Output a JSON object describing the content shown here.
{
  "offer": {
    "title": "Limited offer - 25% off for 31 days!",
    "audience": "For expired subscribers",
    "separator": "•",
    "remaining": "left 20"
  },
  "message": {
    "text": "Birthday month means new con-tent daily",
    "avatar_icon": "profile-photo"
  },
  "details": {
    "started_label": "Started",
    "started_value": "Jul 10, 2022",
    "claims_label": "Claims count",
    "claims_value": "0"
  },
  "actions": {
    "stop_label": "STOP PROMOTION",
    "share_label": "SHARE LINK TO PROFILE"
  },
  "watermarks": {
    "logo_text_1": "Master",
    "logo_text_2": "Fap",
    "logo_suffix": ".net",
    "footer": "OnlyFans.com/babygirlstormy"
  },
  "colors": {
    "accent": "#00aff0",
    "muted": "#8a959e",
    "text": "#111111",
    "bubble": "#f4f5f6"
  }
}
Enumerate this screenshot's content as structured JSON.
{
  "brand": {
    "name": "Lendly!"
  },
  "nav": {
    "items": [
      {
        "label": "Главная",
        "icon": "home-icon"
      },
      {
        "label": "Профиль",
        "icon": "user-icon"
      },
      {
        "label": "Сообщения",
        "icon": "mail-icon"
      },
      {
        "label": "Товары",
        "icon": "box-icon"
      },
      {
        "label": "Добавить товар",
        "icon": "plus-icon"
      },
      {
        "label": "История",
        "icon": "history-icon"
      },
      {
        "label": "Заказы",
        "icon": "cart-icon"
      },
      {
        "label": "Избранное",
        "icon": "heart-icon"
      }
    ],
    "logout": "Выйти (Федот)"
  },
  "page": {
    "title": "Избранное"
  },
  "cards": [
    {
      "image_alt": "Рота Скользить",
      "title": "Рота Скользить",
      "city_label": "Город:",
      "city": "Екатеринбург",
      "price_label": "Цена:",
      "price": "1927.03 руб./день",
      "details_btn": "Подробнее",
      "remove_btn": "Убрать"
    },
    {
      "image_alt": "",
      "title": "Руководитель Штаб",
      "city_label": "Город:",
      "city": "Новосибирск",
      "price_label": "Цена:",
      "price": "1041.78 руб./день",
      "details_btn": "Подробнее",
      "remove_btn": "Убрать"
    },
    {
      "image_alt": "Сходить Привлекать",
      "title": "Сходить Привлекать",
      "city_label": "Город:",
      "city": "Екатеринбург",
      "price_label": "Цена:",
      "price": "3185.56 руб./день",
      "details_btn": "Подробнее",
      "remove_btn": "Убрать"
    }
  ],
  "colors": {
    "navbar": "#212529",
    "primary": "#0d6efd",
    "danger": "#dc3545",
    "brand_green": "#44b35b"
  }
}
##############################
Print the listing above in full, exactly as it is.

• Output for this exercise
Output a JSON object describing the content shown here.
{
  "offer": {
    "title": "Limited offer - 25% off for 31 days!",
    "audience": "For expired subscribers",
    "separator": "•",
    "remaining": "left 20"
  },
  "message": {
    "text": "Birthday month means new con-tent daily",
    "avatar_icon": "profile-photo"
  },
  "details": {
    "started_label": "Started",
    "started_value": "Jul 10, 2022",
    "claims_label": "Claims count",
    "claims_value": "0"
  },
  "actions": {
    "stop_label": "STOP PROMOTION",
    "share_label": "SHARE LINK TO PROFILE"
  },
  "watermarks": {
    "logo_text_1": "Master",
    "logo_text_2": "Fap",
    "logo_suffix": ".net",
    "footer": "OnlyFans.com/babygirlstormy"
  },
  "colors": {
    "accent": "#00aff0",
    "muted": "#8a959e",
    "text": "#111111",
    "bubble": "#f4f5f6"
  }
}
Enumerate this screenshot's content as structured JSON.
{
  "brand": {
    "name": "Lendly!"
  },
  "nav": {
    "items": [
      {
        "label": "Главная",
        "icon": "home-icon"
      },
      {
        "label": "Профиль",
        "icon": "user-icon"
      },
      {
        "label": "Сообщения",
        "icon": "mail-icon"
      },
      {
        "label": "Товары",
        "icon": "box-icon"
      },
      {
        "label": "Добавить товар",
        "icon": "plus-icon"
      },
      {
        "label": "История",
        "icon": "history-icon"
      },
      {
        "label": "Заказы",
        "icon": "cart-icon"
      },
      {
        "label": "Избранное",
        "icon": "heart-icon"
      }
    ],
    "logout": "Выйти (Федот)"
  },
  "page": {
    "title": "Избранное"
  },
  "cards": [
    {
      "image_alt": "Рота Скользить",
      "title": "Рота Скользить",
      "city_label": "Город:",
      "city": "Екатеринбург",
      "price_label": "Цена:",
      "price": "1927.03 руб./день",
      "details_btn": "Подробнее",
      "remove_btn": "Убрать"
    },
    {
      "image_alt": "",
      "title": "Руководитель Штаб",
      "city_label": "Город:",
      "city": "Новосибирск",
      "price_label": "Цена:",
      "price": "1041.78 руб./день",
      "details_btn": "Подробнее",
      "remove_btn": "Убрать"
    },
    {
      "image_alt": "Сходить Привлекать",
      "title": "Сходить Привлекать",
      "city_label": "Город:",
      "city": "Екатеринбург",
      "price_label": "Цена:",
      "price": "3185.56 руб./день",
      "details_btn": "Подробнее",
      "remove_btn": "Убрать"
    }
  ],
  "colors": {
    "navbar": "#212529",
    "primary": "#0d6efd",
    "danger": "#dc3545",
    "brand_green": "#44b35b"
  }
}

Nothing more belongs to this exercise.